= WORK INSTRUCTIONS =
Reproduce all entries word for word.

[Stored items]
--------------------------------
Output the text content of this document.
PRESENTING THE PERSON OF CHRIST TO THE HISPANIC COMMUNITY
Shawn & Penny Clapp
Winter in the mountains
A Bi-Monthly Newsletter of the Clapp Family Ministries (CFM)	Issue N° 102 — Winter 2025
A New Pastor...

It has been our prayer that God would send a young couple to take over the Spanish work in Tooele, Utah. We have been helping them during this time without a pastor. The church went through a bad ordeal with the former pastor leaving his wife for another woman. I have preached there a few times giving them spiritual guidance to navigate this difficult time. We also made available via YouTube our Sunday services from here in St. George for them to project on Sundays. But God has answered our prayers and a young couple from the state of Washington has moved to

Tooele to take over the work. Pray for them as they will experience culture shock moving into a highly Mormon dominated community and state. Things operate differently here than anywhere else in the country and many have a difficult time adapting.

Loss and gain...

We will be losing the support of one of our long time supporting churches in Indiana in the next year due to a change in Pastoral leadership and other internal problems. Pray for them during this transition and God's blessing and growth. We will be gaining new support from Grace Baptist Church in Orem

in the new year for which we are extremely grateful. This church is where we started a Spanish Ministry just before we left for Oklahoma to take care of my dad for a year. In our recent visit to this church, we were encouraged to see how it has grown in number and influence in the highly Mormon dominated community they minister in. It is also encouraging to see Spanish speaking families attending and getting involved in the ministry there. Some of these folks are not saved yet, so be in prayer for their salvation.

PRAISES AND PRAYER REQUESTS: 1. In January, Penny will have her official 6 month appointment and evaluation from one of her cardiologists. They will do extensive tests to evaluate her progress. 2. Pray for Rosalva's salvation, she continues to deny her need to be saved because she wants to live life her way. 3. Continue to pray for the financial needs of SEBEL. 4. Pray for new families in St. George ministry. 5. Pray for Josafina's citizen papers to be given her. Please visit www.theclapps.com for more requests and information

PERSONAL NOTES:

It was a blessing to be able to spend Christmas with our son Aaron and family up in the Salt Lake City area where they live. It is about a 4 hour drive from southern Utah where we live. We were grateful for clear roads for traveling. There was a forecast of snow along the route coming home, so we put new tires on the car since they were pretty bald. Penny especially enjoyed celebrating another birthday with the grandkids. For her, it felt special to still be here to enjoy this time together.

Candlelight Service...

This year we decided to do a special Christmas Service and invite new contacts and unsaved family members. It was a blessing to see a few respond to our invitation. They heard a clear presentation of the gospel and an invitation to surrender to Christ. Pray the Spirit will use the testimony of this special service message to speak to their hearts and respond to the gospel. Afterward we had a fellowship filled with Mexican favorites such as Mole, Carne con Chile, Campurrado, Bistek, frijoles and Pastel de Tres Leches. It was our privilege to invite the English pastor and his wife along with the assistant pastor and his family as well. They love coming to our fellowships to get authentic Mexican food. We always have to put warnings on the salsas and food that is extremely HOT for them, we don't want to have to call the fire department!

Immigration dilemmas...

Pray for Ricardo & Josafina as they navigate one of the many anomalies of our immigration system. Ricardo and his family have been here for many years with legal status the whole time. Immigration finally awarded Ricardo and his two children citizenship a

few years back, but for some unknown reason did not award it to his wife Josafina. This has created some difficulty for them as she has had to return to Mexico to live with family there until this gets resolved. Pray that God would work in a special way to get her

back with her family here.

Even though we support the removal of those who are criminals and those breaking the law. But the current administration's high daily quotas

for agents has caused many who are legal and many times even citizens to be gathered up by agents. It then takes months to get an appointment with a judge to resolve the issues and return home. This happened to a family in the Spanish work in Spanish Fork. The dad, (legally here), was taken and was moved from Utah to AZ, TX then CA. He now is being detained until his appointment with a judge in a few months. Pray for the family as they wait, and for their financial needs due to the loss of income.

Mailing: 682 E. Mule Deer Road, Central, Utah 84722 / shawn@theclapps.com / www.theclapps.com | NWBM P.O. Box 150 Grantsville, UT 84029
--------------------------------
= RESPONSE TO THIS TASK =
Output the text content of this document.
PRESENTING THE PERSON OF CHRIST TO THE HISPANIC COMMUNITY
Shawn & Penny Clapp
Winter in the mountains
A Bi-Monthly Newsletter of the Clapp Family Ministries (CFM)	Issue N° 102 — Winter 2025
A New Pastor...

It has been our prayer that God would send a young couple to take over the Spanish work in Tooele, Utah. We have been helping them during this time without a pastor. The church went through a bad ordeal with the former pastor leaving his wife for another woman. I have preached there a few times giving them spiritual guidance to navigate this difficult time. We also made available via YouTube our Sunday services from here in St. George for them to project on Sundays. But God has answered our prayers and a young couple from the state of Washington has moved to

Tooele to take over the work. Pray for them as they will experience culture shock moving into a highly Mormon dominated community and state. Things operate differently here than anywhere else in the country and many have a difficult time adapting.

Loss and gain...

We will be losing the support of one of our long time supporting churches in Indiana in the next year due to a change in Pastoral leadership and other internal problems. Pray for them during this transition and God's blessing and growth. We will be gaining new support from Grace Baptist Church in Orem

in the new year for which we are extremely grateful. This church is where we started a Spanish Ministry just before we left for Oklahoma to take care of my dad for a year. In our recent visit to this church, we were encouraged to see how it has grown in number and influence in the highly Mormon dominated community they minister in. It is also encouraging to see Spanish speaking families attending and getting involved in the ministry there. Some of these folks are not saved yet, so be in prayer for their salvation.

PRAISES AND PRAYER REQUESTS: 1. In January, Penny will have her official 6 month appointment and evaluation from one of her cardiologists. They will do extensive tests to evaluate her progress. 2. Pray for Rosalva's salvation, she continues to deny her need to be saved because she wants to live life her way. 3. Continue to pray for the financial needs of SEBEL. 4. Pray for new families in St. George ministry. 5. Pray for Josafina's citizen papers to be given her. Please visit www.theclapps.com for more requests and information

PERSONAL NOTES:

It was a blessing to be able to spend Christmas with our son Aaron and family up in the Salt Lake City area where they live. It is about a 4 hour drive from southern Utah where we live. We were grateful for clear roads for traveling. There was a forecast of snow along the route coming home, so we put new tires on the car since they were pretty bald. Penny especially enjoyed celebrating another birthday with the grandkids. For her, it felt special to still be here to enjoy this time together.

Candlelight Service...

This year we decided to do a special Christmas Service and invite new contacts and unsaved family members. It was a blessing to see a few respond to our invitation. They heard a clear presentation of the gospel and an invitation to surrender to Christ. Pray the Spirit will use the testimony of this special service message to speak to their hearts and respond to the gospel. Afterward we had a fellowship filled with Mexican favorites such as Mole, Carne con Chile, Campurrado, Bistek, frijoles and Pastel de Tres Leches. It was our privilege to invite the English pastor and his wife along with the assistant pastor and his family as well. They love coming to our fellowships to get authentic Mexican food. We always have to put warnings on the salsas and food that is extremely HOT for them, we don't want to have to call the fire department!

Immigration dilemmas...

Pray for Ricardo & Josafina as they navigate one of the many anomalies of our immigration system. Ricardo and his family have been here for many years with legal status the whole time. Immigration finally awarded Ricardo and his two children citizenship a

few years back, but for some unknown reason did not award it to his wife Josafina. This has created some difficulty for them as she has had to return to Mexico to live with family there until this gets resolved. Pray that God would work in a special way to get her

back with her family here.

Even though we support the removal of those who are criminals and those breaking the law. But the current administration's high daily quotas

for agents has caused many who are legal and many times even citizens to be gathered up by agents. It then takes months to get an appointment with a judge to resolve the issues and return home. This happened to a family in the Spanish work in Spanish Fork. The dad, (legally here), was taken and was moved from Utah to AZ, TX then CA. He now is being detained until his appointment with a judge in a few months. Pray for the family as they wait, and for their financial needs due to the loss of income.

Mailing: 682 E. Mule Deer Road, Central, Utah 84722 / shawn@theclapps.com / www.theclapps.com | NWBM P.O. Box 150 Grantsville, UT 84029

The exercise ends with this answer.